■ SHORT PROBLEM: Transcribe each entry below exactly. Pictures do not go in the copy.

■ Saved data entries:

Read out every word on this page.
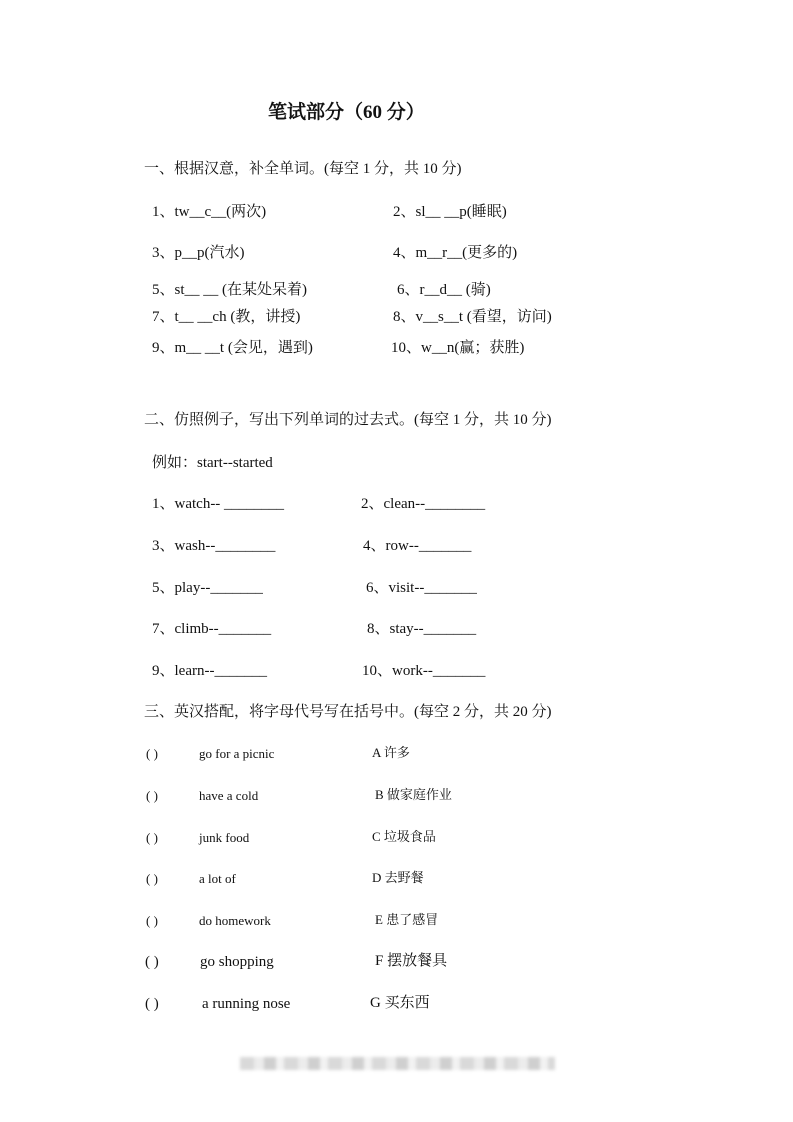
笔试部分（60 分）
一、根据汉意，补全单词。(每空 1 分，共 10 分)
1、tw__c__(两次)	2、sl__ __p(睡眠)
3、p__p(汽水)	4、m__r__(更多的)
5、st__ __ (在某处呆着)	6、r__d__ (骑)
7、t__ __ch (教，讲授)	8、v__s__t (看望，访问)
9、m__ __t (会见，遇到)	10、w__n(赢；获胜)
二、仿照例子，写出下列单词的过去式。(每空 1 分，共 10 分)
例如：start--started
1、watch-- ________	2、clean--________
3、wash--________	4、row--_______
5、play--_______	6、visit--_______
7、climb--_______	8、stay--_______
9、learn--_______	10、work--_______
三、英汉搭配，将字母代号写在括号中。(每空 2 分，共 20 分)
( )	go for a picnic	A 许多
( )	have a cold	B 做家庭作业
( )	junk food	C 垃圾食品
( )	a lot of	D 去野餐
( )	do homework	E 患了感冒
( )	go shopping	F 摆放餐具
( )	a running nose	G 买东西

■ REPLY TO THE EXERCISE:
Read out every word on this page.
笔试部分（60 分）
一、根据汉意，补全单词。(每空 1 分，共 10 分)
1、tw__c__(两次)	2、sl__ __p(睡眠)
3、p__p(汽水)	4、m__r__(更多的)
5、st__ __ (在某处呆着)	6、r__d__ (骑)
7、t__ __ch (教，讲授)	8、v__s__t (看望，访问)
9、m__ __t (会见，遇到)	10、w__n(赢；获胜)
二、仿照例子，写出下列单词的过去式。(每空 1 分，共 10 分)
例如：start--started
1、watch-- ________	2、clean--________
3、wash--________	4、row--_______
5、play--_______	6、visit--_______
7、climb--_______	8、stay--_______
9、learn--_______	10、work--_______
三、英汉搭配，将字母代号写在括号中。(每空 2 分，共 20 分)
( )	go for a picnic	A 许多
( )	have a cold	B 做家庭作业
( )	junk food	C 垃圾食品
( )	a lot of	D 去野餐
( )	do homework	E 患了感冒
( )	go shopping	F 摆放餐具
( )	a running nose	G 买东西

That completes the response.